*TO BE DONE*.
Report how many lines contain the word "GEOGHEGHAN", with no other text.

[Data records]

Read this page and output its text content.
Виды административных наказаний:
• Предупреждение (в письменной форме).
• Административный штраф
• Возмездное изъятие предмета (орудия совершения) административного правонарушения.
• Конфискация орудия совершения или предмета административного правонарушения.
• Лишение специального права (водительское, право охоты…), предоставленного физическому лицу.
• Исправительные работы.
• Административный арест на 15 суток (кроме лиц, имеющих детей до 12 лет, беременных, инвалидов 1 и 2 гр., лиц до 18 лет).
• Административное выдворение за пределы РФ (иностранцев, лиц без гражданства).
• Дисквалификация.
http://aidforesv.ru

--

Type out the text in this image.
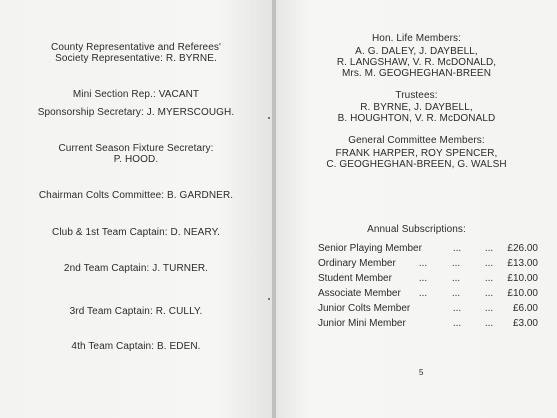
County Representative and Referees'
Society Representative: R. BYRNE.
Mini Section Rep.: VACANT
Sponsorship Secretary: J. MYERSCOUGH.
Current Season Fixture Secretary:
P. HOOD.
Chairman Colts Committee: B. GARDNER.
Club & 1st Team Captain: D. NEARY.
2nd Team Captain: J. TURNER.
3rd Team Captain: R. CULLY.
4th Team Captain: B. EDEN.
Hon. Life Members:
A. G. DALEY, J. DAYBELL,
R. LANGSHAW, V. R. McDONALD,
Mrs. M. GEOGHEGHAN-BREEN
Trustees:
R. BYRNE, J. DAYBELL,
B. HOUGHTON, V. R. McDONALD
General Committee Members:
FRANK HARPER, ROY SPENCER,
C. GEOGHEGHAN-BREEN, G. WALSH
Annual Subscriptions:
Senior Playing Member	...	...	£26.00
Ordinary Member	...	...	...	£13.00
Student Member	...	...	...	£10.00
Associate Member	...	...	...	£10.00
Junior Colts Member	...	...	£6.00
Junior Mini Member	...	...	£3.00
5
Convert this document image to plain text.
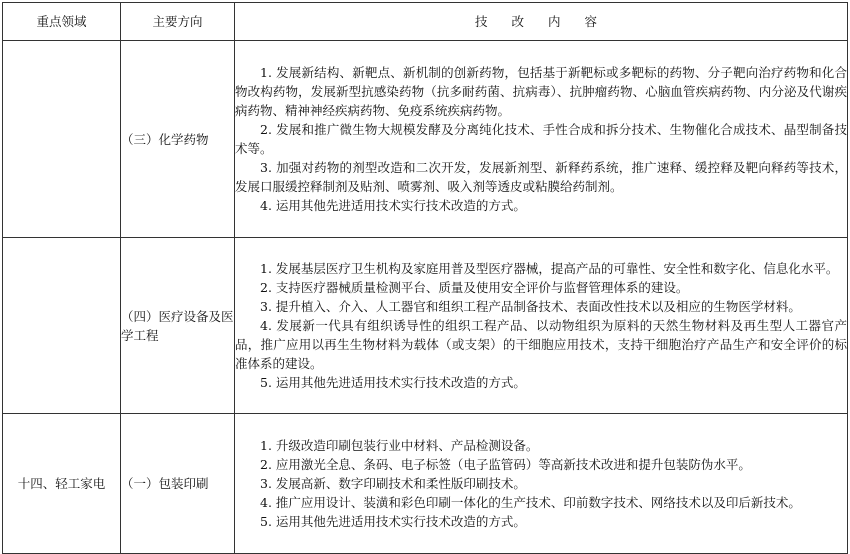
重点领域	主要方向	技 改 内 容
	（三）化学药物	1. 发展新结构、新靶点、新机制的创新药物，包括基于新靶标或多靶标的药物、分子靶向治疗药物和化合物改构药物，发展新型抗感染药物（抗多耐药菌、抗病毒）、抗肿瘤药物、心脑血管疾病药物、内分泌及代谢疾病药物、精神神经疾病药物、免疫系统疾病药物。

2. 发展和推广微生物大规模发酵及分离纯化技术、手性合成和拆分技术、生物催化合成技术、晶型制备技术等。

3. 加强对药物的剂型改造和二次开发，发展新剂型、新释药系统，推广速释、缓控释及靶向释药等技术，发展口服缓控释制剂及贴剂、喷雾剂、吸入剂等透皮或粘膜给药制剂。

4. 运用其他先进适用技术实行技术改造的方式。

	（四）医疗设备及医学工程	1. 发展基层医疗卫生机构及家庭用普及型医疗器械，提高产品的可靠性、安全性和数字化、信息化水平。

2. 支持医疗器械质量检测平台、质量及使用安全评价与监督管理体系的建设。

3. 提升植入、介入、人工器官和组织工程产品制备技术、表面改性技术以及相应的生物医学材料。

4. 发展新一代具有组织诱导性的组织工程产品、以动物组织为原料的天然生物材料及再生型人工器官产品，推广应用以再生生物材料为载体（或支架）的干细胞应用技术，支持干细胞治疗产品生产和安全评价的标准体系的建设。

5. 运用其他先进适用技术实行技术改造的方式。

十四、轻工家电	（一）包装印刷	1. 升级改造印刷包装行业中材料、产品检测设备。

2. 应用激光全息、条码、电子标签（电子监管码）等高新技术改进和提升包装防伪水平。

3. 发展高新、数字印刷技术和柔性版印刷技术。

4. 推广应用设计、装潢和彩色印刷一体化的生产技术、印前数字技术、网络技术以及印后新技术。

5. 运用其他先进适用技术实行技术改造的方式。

---

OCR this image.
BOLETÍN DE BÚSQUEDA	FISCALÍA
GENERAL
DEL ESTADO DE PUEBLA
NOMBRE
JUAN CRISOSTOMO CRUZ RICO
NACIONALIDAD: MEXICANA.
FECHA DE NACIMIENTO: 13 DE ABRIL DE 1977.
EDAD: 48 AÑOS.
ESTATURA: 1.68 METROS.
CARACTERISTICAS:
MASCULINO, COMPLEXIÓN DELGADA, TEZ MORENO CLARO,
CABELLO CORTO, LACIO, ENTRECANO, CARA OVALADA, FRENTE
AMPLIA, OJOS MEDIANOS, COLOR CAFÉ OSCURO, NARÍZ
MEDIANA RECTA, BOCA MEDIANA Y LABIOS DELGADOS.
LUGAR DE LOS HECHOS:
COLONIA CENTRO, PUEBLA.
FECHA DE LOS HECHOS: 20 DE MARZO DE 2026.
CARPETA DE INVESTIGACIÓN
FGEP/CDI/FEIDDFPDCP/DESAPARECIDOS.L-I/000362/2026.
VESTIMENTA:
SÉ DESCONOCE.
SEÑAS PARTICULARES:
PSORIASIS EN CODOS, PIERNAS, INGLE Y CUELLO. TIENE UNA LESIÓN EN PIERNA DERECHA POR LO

*THE SOLUTION*.
2